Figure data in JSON
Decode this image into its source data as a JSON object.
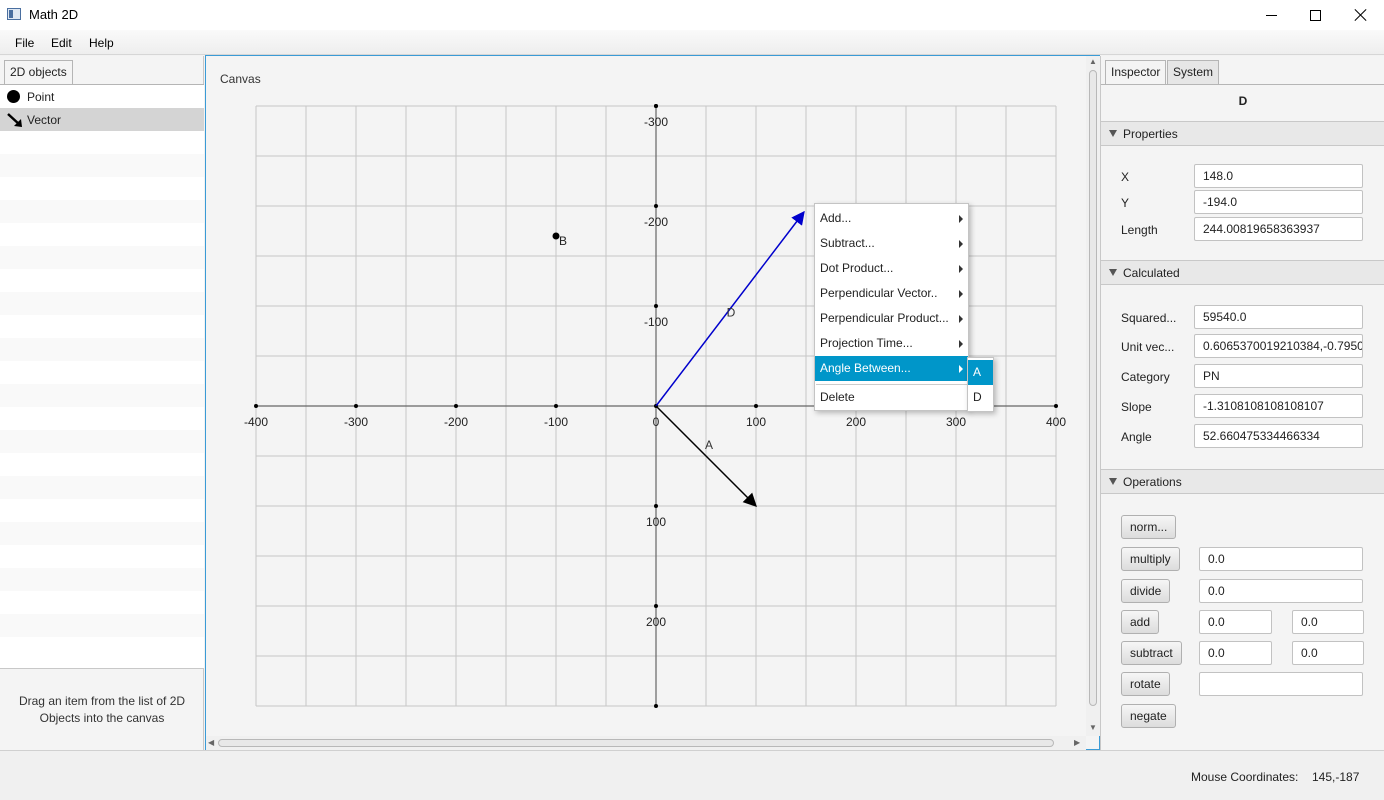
{
  "window": {
    "title": "Math 2D"
  },
  "menubar": {
    "items": [
      "File",
      "Edit",
      "Help"
    ]
  },
  "left_panel": {
    "tab": "2D objects",
    "items": [
      {
        "label": "Point",
        "icon": "point-icon"
      },
      {
        "label": "Vector",
        "icon": "vector-icon",
        "selected": true
      }
    ],
    "hint": "Drag an item from the list of 2D Objects into the canvas"
  },
  "canvas": {
    "label": "Canvas",
    "x_ticks": [
      "-400",
      "-300",
      "-200",
      "-100",
      "0",
      "100",
      "200",
      "300",
      "400"
    ],
    "y_ticks": [
      "-300",
      "-200",
      "-100",
      "100",
      "200"
    ],
    "points": [
      {
        "name": "B",
        "x": -100,
        "y": -170
      }
    ],
    "vectors": [
      {
        "name": "D",
        "x": 148,
        "y": -194,
        "color": "#0000cc"
      },
      {
        "name": "A",
        "x": 100,
        "y": 100,
        "color": "#000000"
      }
    ]
  },
  "context_menu": {
    "items": [
      "Add...",
      "Subtract...",
      "Dot Product...",
      "Perpendicular Vector..",
      "Perpendicular Product...",
      "Projection Time...",
      "Angle Between...",
      "Delete"
    ],
    "active": "Angle Between...",
    "submenu": [
      "A",
      "D"
    ]
  },
  "inspector": {
    "tabs": [
      "Inspector",
      "System"
    ],
    "object_name": "D",
    "properties": {
      "title": "Properties",
      "x_label": "X",
      "x": "148.0",
      "y_label": "Y",
      "y": "-194.0",
      "length_label": "Length",
      "length": "244.00819658363937"
    },
    "calculated": {
      "title": "Calculated",
      "squared_label": "Squared...",
      "squared": "59540.0",
      "unit_label": "Unit vec...",
      "unit": "0.6065370019210384,-0.7950",
      "category_label": "Category",
      "category": "PN",
      "slope_label": "Slope",
      "slope": "-1.3108108108108107",
      "angle_label": "Angle",
      "angle": "52.660475334466334"
    },
    "operations": {
      "title": "Operations",
      "norm": "norm...",
      "multiply": "multiply",
      "multiply_value": "0.0",
      "divide": "divide",
      "divide_value": "0.0",
      "add": "add",
      "add_x": "0.0",
      "add_y": "0.0",
      "subtract": "subtract",
      "subtract_x": "0.0",
      "subtract_y": "0.0",
      "rotate": "rotate",
      "rotate_value": "",
      "negate": "negate"
    }
  },
  "status": {
    "label": "Mouse Coordinates:",
    "value": "145,-187"
  }
}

▶ **Problem to solve**: Copy out each line of the data where the string "into" appears.

▶ **Output of the exercise**:
Decode this image into its source data as a JSON object.
    "hint": "Drag an item from the list of 2D Objects into the canvas"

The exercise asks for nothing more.